CHALLENGE 1
Can you reproduce the entries from their first line through the line that contains "legend-item: Internet Services", substituting "enclosing rectangle" for "bounding box" and leaving everything else unchanged?

PASSAGE SHOWN
********************

Studio album by Robert Cray
- Released: August 28, 2012
- Studio: Revolver, Thousand Oaks, Ca
- Genre: Blues
- Label: Provogue
- Producer: Kevin Shirley

Robert Cray chronology
| Cookin' in Mobile (2010) | Nothin but Love (2012) | In My Soul (2014) |

= Nothin but Love =

Nothin but Love is the 16th studio album by the American blues guitarist Robert Cray. It was released on August 28, 2012, through Provogue Records. It was his first studio album since 2009's This Time. The album was released on CD and vinyl.

==Critical reception==

In AllMusic, Hal Horowitz said, "The differences in Robert Cray albums are subtle but noticeable to fans of the veteran soul-bluesman. He retains the same backing trio on this 2012 release as on 2009's studio disc, with the only major difference in personnel being the addition of noted roots producer Kevin Shirley... The description of how a wrecked marriage is revealed in the empty residence a couple left behind in 'Great Big Old House' is prime Cray, too, and a worthy successor to any of his other popular busted matrimony songs. Even if the guitarist has worked this terrain plenty of times before, he is still refining and even improving the template. That makes this another quality entry in a catalog of albums over a three-decade-and-counting-year career that has remarkably few weak spots."

Professional ratings
Review scores
| Source | Rating |
| AllMusic | Star Half star |
| The New Yorker | (favorable) |
| The Observer | Star |

==Track listing==
1. "Won't Be Coming Home" (Richard Cousins, Hendrix Ackle)
2. "Worry" (Jim Pugh, Tony Braunagel)
3. "I'll Always Remember You" (Pugh)

********************

MATERIAL FOR THIS TASK
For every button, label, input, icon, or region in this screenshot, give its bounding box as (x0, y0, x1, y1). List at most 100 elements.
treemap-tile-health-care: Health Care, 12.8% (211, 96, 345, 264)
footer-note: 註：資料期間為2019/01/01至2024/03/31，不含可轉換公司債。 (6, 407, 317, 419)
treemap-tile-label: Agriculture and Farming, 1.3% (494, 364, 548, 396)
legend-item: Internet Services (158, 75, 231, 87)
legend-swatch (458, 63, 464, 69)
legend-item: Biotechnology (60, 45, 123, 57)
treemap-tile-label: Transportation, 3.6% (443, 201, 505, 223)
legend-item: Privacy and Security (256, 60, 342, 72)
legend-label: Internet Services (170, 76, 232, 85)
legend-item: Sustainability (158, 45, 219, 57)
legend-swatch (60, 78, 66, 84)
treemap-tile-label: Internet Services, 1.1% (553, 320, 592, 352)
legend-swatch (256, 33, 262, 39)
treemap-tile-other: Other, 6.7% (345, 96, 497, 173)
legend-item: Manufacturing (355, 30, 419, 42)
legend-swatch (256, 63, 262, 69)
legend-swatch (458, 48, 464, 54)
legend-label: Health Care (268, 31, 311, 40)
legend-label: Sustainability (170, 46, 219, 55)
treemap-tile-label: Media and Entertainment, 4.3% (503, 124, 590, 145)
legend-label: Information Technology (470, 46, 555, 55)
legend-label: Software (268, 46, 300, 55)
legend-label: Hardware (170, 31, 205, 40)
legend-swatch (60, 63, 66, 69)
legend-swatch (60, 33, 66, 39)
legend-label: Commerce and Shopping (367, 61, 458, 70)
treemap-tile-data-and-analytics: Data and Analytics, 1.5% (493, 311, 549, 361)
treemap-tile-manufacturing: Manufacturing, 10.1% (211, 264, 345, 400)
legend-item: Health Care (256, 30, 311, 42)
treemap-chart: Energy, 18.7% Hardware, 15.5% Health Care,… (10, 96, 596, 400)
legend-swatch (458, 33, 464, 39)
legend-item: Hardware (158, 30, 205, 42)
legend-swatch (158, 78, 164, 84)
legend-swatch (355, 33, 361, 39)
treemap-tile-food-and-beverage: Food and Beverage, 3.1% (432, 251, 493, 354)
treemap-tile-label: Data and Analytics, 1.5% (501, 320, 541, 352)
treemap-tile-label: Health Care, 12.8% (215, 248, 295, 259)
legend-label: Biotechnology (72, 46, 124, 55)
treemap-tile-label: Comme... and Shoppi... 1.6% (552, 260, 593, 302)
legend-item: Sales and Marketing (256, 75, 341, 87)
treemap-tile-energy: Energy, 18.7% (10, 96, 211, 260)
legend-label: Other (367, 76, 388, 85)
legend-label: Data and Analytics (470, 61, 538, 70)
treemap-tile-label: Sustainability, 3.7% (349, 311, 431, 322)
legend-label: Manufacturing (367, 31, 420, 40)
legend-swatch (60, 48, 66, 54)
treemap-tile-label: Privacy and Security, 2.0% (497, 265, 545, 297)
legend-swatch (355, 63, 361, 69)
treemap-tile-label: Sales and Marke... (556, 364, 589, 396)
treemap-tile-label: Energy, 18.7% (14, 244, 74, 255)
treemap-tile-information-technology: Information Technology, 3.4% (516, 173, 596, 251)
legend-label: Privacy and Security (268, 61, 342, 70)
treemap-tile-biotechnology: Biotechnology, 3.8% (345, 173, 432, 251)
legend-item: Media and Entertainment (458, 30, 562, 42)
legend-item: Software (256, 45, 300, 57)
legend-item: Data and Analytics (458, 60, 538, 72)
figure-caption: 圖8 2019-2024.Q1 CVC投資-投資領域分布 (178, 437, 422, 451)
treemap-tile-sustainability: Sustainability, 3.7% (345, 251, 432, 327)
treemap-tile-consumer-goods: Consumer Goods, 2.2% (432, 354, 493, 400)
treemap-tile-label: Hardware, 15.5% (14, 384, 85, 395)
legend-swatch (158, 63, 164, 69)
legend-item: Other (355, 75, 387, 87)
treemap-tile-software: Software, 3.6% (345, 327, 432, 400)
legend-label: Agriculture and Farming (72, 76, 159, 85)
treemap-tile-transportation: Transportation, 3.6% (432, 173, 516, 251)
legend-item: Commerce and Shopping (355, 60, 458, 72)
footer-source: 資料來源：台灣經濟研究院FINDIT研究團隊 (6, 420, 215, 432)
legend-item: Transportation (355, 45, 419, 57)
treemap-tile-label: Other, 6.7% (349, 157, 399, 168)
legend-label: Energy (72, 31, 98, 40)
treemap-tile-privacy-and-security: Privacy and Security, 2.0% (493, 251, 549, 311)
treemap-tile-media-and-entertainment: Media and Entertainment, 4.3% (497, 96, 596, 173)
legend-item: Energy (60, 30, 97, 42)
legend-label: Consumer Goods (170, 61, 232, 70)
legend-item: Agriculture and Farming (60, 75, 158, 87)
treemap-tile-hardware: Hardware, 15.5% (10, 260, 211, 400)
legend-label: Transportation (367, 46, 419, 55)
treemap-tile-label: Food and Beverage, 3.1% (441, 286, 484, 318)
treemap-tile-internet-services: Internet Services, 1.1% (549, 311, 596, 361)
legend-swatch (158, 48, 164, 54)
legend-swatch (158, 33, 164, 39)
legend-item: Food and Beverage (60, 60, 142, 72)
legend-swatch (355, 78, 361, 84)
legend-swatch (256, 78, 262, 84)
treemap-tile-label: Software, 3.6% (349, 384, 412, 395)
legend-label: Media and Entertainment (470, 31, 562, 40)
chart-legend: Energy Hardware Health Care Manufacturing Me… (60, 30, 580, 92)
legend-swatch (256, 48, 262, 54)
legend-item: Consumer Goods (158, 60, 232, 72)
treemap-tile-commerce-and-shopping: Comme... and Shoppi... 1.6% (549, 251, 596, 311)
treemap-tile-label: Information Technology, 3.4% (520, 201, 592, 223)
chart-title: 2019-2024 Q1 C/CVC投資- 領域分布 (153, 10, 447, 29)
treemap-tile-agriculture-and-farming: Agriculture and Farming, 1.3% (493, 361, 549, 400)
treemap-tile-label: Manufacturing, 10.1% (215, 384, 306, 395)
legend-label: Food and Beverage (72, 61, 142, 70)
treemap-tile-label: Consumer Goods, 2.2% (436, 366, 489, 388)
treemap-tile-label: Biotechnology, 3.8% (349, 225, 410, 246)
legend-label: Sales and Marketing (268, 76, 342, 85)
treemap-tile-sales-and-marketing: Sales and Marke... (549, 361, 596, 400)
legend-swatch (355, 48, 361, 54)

********************

CHALLENGE 2
Could you transcribe the passage about the Nothin but Love album, beginning at the words "Nothin but Love is" and stopping after "CD and vinyl."?

WORKED ANSWER 1
For every button, label, input, icon, or region in this screenshot, give its enclosing rectangle as (x0, y0, x1, y1). List at most 100 elements.
treemap-tile-health-care: Health Care, 12.8% (211, 96, 345, 264)
footer-note: 註：資料期間為2019/01/01至2024/03/31，不含可轉換公司債。 (6, 407, 317, 419)
treemap-tile-label: Agriculture and Farming, 1.3% (494, 364, 548, 396)
legend-item: Internet Services (158, 75, 231, 87)

WORKED ANSWER 2
Nothin but Love is the 16th studio album by the American blues guitarist Robert Cray. It was released on August 28, 2012, through Provogue Records. It was his first studio album since 2009's This Time. The album was released on CD and vinyl.